» Data extract
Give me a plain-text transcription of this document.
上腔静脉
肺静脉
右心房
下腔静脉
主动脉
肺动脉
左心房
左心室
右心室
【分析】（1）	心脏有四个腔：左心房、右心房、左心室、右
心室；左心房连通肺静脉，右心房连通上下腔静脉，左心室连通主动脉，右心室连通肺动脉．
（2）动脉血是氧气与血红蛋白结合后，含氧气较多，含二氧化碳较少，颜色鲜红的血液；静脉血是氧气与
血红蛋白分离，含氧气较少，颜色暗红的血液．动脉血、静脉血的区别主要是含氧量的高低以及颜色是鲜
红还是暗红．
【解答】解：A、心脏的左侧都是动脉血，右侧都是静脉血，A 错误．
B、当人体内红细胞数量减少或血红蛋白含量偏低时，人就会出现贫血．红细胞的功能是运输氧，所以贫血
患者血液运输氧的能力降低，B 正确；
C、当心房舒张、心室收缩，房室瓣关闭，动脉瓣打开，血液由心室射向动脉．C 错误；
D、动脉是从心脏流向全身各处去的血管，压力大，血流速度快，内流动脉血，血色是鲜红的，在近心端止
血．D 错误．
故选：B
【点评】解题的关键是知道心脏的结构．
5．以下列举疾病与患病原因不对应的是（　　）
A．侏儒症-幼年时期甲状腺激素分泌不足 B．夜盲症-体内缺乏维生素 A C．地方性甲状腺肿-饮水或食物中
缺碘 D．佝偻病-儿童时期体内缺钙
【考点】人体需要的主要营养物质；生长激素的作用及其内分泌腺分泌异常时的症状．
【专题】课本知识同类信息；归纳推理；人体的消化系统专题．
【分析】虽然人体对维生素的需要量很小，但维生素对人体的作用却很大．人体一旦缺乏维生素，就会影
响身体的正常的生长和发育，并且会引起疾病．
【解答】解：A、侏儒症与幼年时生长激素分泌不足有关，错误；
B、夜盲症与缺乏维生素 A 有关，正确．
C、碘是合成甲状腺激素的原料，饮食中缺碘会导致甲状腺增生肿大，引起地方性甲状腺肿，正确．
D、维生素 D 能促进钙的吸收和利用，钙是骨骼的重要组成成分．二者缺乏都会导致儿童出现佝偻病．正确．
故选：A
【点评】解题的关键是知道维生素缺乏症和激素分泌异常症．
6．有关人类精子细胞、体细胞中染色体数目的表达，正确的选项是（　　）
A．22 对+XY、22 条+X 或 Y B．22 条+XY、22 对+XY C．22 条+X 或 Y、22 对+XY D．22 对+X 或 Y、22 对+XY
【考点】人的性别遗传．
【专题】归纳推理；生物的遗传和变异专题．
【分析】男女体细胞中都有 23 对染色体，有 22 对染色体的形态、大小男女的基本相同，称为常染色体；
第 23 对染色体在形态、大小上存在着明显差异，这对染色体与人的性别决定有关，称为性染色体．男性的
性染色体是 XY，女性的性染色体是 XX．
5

» Stated problem
Within the material above, find the lines that contain the word "归纳推理"; copy them.

» Solved exercise
【专题】课本知识同类信息；归纳推理；人体的消化系统专题．
【专题】归纳推理；生物的遗传和变异专题．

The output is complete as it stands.